Goal
All of the records below should be output exactly.

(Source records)
>> Begin

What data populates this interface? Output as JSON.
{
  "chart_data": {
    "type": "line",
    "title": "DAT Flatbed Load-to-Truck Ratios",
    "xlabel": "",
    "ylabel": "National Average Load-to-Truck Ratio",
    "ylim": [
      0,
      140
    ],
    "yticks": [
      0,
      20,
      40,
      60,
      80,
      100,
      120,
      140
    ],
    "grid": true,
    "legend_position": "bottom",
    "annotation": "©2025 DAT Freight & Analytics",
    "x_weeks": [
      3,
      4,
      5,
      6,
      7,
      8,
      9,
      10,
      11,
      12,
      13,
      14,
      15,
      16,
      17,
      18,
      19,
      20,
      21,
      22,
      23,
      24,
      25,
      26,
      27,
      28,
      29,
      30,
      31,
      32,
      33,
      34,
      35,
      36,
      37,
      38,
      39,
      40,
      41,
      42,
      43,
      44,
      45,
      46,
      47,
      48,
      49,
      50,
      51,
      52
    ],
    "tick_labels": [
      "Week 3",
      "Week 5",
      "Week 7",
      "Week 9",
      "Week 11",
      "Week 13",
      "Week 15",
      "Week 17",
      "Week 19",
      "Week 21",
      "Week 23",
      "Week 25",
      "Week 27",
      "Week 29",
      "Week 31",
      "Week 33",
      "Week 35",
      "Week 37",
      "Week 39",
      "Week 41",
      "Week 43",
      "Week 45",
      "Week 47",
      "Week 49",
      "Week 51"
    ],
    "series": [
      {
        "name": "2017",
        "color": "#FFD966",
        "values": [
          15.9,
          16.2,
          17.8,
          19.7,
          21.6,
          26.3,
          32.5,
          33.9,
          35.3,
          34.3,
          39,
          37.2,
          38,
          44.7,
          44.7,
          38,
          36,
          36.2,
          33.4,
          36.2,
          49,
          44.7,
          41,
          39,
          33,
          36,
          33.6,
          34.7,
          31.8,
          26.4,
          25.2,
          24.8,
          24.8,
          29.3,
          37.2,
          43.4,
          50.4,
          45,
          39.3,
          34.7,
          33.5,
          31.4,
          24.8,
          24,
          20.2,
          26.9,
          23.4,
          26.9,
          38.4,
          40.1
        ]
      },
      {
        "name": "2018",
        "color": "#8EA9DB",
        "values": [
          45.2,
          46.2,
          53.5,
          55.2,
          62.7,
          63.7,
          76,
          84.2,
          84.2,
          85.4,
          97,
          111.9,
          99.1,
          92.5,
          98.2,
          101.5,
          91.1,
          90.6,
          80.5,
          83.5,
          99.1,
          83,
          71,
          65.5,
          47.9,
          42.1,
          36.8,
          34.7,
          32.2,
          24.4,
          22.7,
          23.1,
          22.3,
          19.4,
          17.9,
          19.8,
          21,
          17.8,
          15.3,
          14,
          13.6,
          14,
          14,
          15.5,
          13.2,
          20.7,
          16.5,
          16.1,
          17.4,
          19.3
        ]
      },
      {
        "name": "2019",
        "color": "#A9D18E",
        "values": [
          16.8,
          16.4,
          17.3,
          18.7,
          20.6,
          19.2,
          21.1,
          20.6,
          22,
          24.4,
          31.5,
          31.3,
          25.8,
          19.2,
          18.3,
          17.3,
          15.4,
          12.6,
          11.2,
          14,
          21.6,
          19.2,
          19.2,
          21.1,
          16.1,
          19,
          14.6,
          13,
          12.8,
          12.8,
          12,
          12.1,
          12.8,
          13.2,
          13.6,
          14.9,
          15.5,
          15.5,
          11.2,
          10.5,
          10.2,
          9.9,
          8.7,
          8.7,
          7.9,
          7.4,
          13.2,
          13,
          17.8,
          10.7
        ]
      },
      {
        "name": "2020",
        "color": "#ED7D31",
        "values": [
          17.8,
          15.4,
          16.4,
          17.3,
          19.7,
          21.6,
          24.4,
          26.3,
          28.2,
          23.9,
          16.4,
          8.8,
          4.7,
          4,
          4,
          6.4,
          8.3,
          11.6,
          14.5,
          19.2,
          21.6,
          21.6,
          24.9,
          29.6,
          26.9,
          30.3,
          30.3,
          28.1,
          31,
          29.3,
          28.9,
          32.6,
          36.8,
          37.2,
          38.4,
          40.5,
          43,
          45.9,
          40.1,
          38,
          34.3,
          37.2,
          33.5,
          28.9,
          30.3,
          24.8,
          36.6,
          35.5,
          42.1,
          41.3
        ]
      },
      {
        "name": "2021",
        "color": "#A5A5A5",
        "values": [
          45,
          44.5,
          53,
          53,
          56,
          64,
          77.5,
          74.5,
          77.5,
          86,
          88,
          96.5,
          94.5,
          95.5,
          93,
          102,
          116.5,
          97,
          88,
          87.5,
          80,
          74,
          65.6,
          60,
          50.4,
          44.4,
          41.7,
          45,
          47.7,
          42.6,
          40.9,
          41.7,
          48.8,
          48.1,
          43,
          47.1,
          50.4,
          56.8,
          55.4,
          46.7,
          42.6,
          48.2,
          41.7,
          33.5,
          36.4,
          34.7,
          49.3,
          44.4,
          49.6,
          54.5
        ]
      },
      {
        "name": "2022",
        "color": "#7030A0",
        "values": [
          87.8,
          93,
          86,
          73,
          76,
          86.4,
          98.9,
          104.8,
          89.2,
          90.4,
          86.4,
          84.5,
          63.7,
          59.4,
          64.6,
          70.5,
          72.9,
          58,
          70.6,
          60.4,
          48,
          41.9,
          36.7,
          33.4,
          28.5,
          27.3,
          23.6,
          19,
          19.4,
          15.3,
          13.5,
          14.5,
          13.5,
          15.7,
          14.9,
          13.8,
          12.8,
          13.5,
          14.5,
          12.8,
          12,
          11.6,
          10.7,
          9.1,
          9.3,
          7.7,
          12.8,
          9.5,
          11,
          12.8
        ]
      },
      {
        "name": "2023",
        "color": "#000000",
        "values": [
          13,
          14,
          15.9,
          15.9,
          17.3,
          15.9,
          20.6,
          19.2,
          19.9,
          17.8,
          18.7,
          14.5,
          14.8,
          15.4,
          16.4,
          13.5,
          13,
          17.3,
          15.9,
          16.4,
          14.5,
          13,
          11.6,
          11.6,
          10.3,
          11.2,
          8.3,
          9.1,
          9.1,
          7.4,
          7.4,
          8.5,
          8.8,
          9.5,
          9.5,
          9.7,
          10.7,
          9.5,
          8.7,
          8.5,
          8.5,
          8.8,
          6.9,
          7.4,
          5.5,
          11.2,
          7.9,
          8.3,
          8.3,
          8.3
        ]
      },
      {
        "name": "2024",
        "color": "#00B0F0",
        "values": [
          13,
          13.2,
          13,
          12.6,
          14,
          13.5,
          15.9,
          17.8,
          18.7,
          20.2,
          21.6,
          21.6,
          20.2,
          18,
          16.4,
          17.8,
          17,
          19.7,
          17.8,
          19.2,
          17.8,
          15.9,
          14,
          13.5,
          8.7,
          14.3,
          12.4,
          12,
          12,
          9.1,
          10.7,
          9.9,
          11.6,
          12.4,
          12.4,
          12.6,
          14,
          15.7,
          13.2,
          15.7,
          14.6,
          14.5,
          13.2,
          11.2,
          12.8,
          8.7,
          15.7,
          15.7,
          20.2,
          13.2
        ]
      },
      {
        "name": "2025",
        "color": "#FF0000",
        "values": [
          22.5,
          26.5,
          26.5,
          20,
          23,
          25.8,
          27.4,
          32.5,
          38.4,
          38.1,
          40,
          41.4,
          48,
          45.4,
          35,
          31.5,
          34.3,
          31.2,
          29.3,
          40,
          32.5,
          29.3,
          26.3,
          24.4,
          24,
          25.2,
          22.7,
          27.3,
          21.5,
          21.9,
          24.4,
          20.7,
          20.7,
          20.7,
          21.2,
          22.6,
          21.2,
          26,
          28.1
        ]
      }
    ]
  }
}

>> End

Written answer
What data populates this interface? Output as JSON.
{
  "chart_data": {
    "type": "line",
    "title": "DAT Flatbed Load-to-Truck Ratios",
    "xlabel": "",
    "ylabel": "National Average Load-to-Truck Ratio",
    "ylim": [
      0,
      140
    ],
    "yticks": [
      0,
      20,
      40,
      60,
      80,
      100,
      120,
      140
    ],
    "grid": true,
    "legend_position": "bottom",
    "annotation": "©2025 DAT Freight & Analytics",
    "x_weeks": [
      3,
      4,
      5,
      6,
      7,
      8,
      9,
      10,
      11,
      12,
      13,
      14,
      15,
      16,
      17,
      18,
      19,
      20,
      21,
      22,
      23,
      24,
      25,
      26,
      27,
      28,
      29,
      30,
      31,
      32,
      33,
      34,
      35,
      36,
      37,
      38,
      39,
      40,
      41,
      42,
      43,
      44,
      45,
      46,
      47,
      48,
      49,
      50,
      51,
      52
    ],
    "tick_labels": [
      "Week 3",
      "Week 5",
      "Week 7",
      "Week 9",
      "Week 11",
      "Week 13",
      "Week 15",
      "Week 17",
      "Week 19",
      "Week 21",
      "Week 23",
      "Week 25",
      "Week 27",
      "Week 29",
      "Week 31",
      "Week 33",
      "Week 35",
      "Week 37",
      "Week 39",
      "Week 41",
      "Week 43",
      "Week 45",
      "Week 47",
      "Week 49",
      "Week 51"
    ],
    "series": [
      {
        "name": "2017",
        "color": "#FFD966",
        "values": [
          15.9,
          16.2,
          17.8,
          19.7,
          21.6,
          26.3,
          32.5,
          33.9,
          35.3,
          34.3,
          39,
          37.2,
          38,
          44.7,
          44.7,
          38,
          36,
          36.2,
          33.4,
          36.2,
          49,
          44.7,
          41,
          39,
          33,
          36,
          33.6,
          34.7,
          31.8,
          26.4,
          25.2,
          24.8,
          24.8,
          29.3,
          37.2,
          43.4,
          50.4,
          45,
          39.3,
          34.7,
          33.5,
          31.4,
          24.8,
          24,
          20.2,
          26.9,
          23.4,
          26.9,
          38.4,
          40.1
        ]
      },
      {
        "name": "2018",
        "color": "#8EA9DB",
        "values": [
          45.2,
          46.2,
          53.5,
          55.2,
          62.7,
          63.7,
          76,
          84.2,
          84.2,
          85.4,
          97,
          111.9,
          99.1,
          92.5,
          98.2,
          101.5,
          91.1,
          90.6,
          80.5,
          83.5,
          99.1,
          83,
          71,
          65.5,
          47.9,
          42.1,
          36.8,
          34.7,
          32.2,
          24.4,
          22.7,
          23.1,
          22.3,
          19.4,
          17.9,
          19.8,
          21,
          17.8,
          15.3,
          14,
          13.6,
          14,
          14,
          15.5,
          13.2,
          20.7,
          16.5,
          16.1,
          17.4,
          19.3
        ]
      },
      {
        "name": "2019",
        "color": "#A9D18E",
        "values": [
          16.8,
          16.4,
          17.3,
          18.7,
          20.6,
          19.2,
          21.1,
          20.6,
          22,
          24.4,
          31.5,
          31.3,
          25.8,
          19.2,
          18.3,
          17.3,
          15.4,
          12.6,
          11.2,
          14,
          21.6,
          19.2,
          19.2,
          21.1,
          16.1,
          19,
          14.6,
          13,
          12.8,
          12.8,
          12,
          12.1,
          12.8,
          13.2,
          13.6,
          14.9,
          15.5,
          15.5,
          11.2,
          10.5,
          10.2,
          9.9,
          8.7,
          8.7,
          7.9,
          7.4,
          13.2,
          13,
          17.8,
          10.7
        ]
      },
      {
        "name": "2020",
        "color": "#ED7D31",
        "values": [
          17.8,
          15.4,
          16.4,
          17.3,
          19.7,
          21.6,
          24.4,
          26.3,
          28.2,
          23.9,
          16.4,
          8.8,
          4.7,
          4,
          4,
          6.4,
          8.3,
          11.6,
          14.5,
          19.2,
          21.6,
          21.6,
          24.9,
          29.6,
          26.9,
          30.3,
          30.3,
          28.1,
          31,
          29.3,
          28.9,
          32.6,
          36.8,
          37.2,
          38.4,
          40.5,
          43,
          45.9,
          40.1,
          38,
          34.3,
          37.2,
          33.5,
          28.9,
          30.3,
          24.8,
          36.6,
          35.5,
          42.1,
          41.3
        ]
      },
      {
        "name": "2021",
        "color": "#A5A5A5",
        "values": [
          45,
          44.5,
          53,
          53,
          56,
          64,
          77.5,
          74.5,
          77.5,
          86,
          88,
          96.5,
          94.5,
          95.5,
          93,
          102,
          116.5,
          97,
          88,
          87.5,
          80,
          74,
          65.6,
          60,
          50.4,
          44.4,
          41.7,
          45,
          47.7,
          42.6,
          40.9,
          41.7,
          48.8,
          48.1,
          43,
          47.1,
          50.4,
          56.8,
          55.4,
          46.7,
          42.6,
          48.2,
          41.7,
          33.5,
          36.4,
          34.7,
          49.3,
          44.4,
          49.6,
          54.5
        ]
      },
      {
        "name": "2022",
        "color": "#7030A0",
        "values": [
          87.8,
          93,
          86,
          73,
          76,
          86.4,
          98.9,
          104.8,
          89.2,
          90.4,
          86.4,
          84.5,
          63.7,
          59.4,
          64.6,
          70.5,
          72.9,
          58,
          70.6,
          60.4,
          48,
          41.9,
          36.7,
          33.4,
          28.5,
          27.3,
          23.6,
          19,
          19.4,
          15.3,
          13.5,
          14.5,
          13.5,
          15.7,
          14.9,
          13.8,
          12.8,
          13.5,
          14.5,
          12.8,
          12,
          11.6,
          10.7,
          9.1,
          9.3,
          7.7,
          12.8,
          9.5,
          11,
          12.8
        ]
      },
      {
        "name": "2023",
        "color": "#000000",
        "values": [
          13,
          14,
          15.9,
          15.9,
          17.3,
          15.9,
          20.6,
          19.2,
          19.9,
          17.8,
          18.7,
          14.5,
          14.8,
          15.4,
          16.4,
          13.5,
          13,
          17.3,
          15.9,
          16.4,
          14.5,
          13,
          11.6,
          11.6,
          10.3,
          11.2,
          8.3,
          9.1,
          9.1,
          7.4,
          7.4,
          8.5,
          8.8,
          9.5,
          9.5,
          9.7,
          10.7,
          9.5,
          8.7,
          8.5,
          8.5,
          8.8,
          6.9,
          7.4,
          5.5,
          11.2,
          7.9,
          8.3,
          8.3,
          8.3
        ]
      },
      {
        "name": "2024",
        "color": "#00B0F0",
        "values": [
          13,
          13.2,
          13,
          12.6,
          14,
          13.5,
          15.9,
          17.8,
          18.7,
          20.2,
          21.6,
          21.6,
          20.2,
          18,
          16.4,
          17.8,
          17,
          19.7,
          17.8,
          19.2,
          17.8,
          15.9,
          14,
          13.5,
          8.7,
          14.3,
          12.4,
          12,
          12,
          9.1,
          10.7,
          9.9,
          11.6,
          12.4,
          12.4,
          12.6,
          14,
          15.7,
          13.2,
          15.7,
          14.6,
          14.5,
          13.2,
          11.2,
          12.8,
          8.7,
          15.7,
          15.7,
          20.2,
          13.2
        ]
      },
      {
        "name": "2025",
        "color": "#FF0000",
        "values": [
          22.5,
          26.5,
          26.5,
          20,
          23,
          25.8,
          27.4,
          32.5,
          38.4,
          38.1,
          40,
          41.4,
          48,
          45.4,
          35,
          31.5,
          34.3,
          31.2,
          29.3,
          40,
          32.5,
          29.3,
          26.3,
          24.4,
          24,
          25.2,
          22.7,
          27.3,
          21.5,
          21.9,
          24.4,
          20.7,
          20.7,
          20.7,
          21.2,
          22.6,
          21.2,
          26,
          28.1
        ]
      }
    ]
  }
}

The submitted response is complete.